Below are records; count the lines that contain "recent" and give only the total.

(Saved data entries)
'''
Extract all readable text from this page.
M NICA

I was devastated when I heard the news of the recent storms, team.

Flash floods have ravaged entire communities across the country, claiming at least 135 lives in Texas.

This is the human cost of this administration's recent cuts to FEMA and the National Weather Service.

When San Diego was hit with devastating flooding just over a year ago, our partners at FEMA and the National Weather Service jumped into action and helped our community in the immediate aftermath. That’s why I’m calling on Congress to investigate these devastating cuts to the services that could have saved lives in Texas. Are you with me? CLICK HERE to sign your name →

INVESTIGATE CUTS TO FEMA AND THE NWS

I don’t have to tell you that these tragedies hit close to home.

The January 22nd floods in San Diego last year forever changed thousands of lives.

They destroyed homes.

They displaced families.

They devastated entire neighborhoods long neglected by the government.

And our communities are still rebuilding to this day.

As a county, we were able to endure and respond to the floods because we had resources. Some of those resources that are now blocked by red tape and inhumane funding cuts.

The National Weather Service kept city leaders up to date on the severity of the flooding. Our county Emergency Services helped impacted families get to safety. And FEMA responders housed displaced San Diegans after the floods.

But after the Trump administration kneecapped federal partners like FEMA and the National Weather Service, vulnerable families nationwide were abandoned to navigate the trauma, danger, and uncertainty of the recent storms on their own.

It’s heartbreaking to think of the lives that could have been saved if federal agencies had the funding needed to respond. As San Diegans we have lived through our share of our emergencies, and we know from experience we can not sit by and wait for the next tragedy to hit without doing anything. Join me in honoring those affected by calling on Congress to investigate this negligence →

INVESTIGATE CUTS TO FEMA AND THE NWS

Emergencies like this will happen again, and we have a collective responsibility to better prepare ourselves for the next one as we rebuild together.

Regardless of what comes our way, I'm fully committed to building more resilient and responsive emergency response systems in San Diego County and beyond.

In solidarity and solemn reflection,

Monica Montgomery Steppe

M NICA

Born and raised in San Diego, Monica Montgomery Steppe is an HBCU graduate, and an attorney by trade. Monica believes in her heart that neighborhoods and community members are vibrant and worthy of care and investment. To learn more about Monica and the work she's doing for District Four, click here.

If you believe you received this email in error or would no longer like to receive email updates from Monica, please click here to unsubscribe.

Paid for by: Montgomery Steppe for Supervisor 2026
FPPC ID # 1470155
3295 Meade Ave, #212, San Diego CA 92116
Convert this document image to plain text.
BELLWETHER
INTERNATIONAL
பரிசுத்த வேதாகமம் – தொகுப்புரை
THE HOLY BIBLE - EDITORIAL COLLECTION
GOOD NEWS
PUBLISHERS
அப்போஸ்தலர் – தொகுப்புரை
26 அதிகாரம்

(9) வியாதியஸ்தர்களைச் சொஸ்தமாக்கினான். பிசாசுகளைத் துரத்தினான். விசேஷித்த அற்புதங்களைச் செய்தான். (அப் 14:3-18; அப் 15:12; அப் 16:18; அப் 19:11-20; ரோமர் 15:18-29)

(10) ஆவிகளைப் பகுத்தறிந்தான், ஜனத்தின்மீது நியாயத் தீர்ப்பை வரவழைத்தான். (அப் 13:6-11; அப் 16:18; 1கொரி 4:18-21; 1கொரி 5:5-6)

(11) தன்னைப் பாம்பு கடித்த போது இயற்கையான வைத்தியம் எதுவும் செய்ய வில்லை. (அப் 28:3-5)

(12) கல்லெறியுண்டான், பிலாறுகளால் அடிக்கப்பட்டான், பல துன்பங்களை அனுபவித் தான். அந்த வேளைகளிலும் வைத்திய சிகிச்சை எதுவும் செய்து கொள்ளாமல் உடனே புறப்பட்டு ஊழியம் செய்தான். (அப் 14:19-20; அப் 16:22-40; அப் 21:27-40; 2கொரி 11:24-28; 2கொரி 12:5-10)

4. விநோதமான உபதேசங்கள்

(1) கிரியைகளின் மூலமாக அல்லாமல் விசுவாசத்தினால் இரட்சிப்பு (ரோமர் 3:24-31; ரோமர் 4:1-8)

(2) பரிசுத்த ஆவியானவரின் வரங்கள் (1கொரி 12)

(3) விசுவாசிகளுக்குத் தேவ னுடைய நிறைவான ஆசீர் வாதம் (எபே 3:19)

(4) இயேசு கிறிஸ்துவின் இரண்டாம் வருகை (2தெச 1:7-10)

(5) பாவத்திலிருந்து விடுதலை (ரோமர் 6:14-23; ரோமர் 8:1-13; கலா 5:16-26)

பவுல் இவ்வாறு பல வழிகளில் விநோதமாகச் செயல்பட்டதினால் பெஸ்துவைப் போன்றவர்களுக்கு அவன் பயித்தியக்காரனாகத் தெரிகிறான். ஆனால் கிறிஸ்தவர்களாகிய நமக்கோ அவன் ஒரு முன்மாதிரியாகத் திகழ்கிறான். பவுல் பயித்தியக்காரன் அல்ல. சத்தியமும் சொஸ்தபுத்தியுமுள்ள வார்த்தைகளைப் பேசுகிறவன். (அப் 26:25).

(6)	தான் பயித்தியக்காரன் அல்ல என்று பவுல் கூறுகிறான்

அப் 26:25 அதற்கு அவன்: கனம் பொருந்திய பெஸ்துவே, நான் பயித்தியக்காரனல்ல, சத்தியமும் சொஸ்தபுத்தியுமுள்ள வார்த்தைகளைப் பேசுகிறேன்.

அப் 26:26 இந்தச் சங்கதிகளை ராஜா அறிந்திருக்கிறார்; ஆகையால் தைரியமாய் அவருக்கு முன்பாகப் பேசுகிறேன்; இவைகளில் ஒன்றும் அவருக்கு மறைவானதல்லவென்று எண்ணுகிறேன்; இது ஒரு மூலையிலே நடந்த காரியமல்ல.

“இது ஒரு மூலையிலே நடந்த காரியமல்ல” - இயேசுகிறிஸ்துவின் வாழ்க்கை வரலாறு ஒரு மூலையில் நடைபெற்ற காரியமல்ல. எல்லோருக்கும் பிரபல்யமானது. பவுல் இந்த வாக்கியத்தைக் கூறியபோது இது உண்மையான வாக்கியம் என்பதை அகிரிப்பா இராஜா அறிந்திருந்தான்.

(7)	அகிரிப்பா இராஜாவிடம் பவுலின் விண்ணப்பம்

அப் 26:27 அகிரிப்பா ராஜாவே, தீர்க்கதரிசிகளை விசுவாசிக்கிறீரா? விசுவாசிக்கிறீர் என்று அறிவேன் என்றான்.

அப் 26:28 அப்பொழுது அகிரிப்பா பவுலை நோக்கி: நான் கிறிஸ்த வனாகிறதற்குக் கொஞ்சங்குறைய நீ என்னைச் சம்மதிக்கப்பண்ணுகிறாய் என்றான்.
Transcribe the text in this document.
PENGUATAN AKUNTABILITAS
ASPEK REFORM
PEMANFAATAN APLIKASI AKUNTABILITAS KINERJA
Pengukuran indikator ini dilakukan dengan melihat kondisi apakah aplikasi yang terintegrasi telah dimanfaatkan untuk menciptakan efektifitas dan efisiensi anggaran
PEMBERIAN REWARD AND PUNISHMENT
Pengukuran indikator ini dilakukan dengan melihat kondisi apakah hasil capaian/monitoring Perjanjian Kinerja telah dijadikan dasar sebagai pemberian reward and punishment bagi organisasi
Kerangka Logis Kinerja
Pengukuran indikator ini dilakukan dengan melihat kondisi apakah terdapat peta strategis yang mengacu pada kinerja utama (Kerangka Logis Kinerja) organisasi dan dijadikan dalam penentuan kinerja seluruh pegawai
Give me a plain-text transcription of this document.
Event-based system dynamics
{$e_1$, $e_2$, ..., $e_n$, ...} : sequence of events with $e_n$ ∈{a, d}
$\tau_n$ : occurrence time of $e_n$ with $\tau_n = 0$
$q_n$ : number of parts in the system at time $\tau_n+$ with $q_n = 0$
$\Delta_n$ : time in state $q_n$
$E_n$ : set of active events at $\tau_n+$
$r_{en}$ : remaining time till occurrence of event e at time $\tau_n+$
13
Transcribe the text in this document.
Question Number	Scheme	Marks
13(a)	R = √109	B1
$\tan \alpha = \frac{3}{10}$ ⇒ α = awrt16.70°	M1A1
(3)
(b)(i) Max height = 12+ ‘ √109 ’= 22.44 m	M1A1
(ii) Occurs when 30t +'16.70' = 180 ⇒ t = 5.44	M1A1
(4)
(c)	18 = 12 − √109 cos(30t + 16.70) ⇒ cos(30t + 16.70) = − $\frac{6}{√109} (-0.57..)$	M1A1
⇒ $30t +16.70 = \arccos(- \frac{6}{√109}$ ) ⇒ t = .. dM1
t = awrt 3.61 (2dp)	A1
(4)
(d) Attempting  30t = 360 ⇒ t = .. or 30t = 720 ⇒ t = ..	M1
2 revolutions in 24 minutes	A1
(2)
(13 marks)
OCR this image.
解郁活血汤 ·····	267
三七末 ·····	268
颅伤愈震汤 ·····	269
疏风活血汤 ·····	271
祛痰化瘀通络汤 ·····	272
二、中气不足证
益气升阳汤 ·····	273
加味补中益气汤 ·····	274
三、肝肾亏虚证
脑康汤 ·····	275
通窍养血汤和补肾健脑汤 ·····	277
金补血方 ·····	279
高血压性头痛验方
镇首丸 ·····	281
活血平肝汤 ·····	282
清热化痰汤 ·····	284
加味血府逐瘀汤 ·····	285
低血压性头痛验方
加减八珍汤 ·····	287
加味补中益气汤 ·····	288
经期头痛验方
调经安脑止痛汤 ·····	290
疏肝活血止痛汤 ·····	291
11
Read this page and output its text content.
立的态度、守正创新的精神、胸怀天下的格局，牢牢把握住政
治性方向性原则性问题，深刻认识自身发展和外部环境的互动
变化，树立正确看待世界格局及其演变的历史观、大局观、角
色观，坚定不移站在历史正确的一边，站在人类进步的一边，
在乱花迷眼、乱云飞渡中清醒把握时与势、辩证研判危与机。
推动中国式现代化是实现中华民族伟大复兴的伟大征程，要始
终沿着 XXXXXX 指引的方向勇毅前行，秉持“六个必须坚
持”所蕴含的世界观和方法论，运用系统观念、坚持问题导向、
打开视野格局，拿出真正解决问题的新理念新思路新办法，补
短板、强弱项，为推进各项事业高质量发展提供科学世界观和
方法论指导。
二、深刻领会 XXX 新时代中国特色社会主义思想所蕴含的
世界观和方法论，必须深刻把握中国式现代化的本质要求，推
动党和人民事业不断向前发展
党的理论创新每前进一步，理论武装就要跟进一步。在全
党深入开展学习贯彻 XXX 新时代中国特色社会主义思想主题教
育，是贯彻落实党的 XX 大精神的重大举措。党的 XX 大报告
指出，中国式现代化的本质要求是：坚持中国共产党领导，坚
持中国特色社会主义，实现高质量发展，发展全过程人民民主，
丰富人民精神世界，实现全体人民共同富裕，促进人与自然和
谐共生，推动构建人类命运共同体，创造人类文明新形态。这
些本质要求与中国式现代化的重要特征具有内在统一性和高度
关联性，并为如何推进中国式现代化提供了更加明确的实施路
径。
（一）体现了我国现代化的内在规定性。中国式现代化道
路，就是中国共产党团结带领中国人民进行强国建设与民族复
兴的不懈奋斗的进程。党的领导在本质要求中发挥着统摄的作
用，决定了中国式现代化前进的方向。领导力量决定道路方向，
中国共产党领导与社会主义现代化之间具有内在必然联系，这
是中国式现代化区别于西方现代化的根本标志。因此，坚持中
'''
■ **Task solution**
3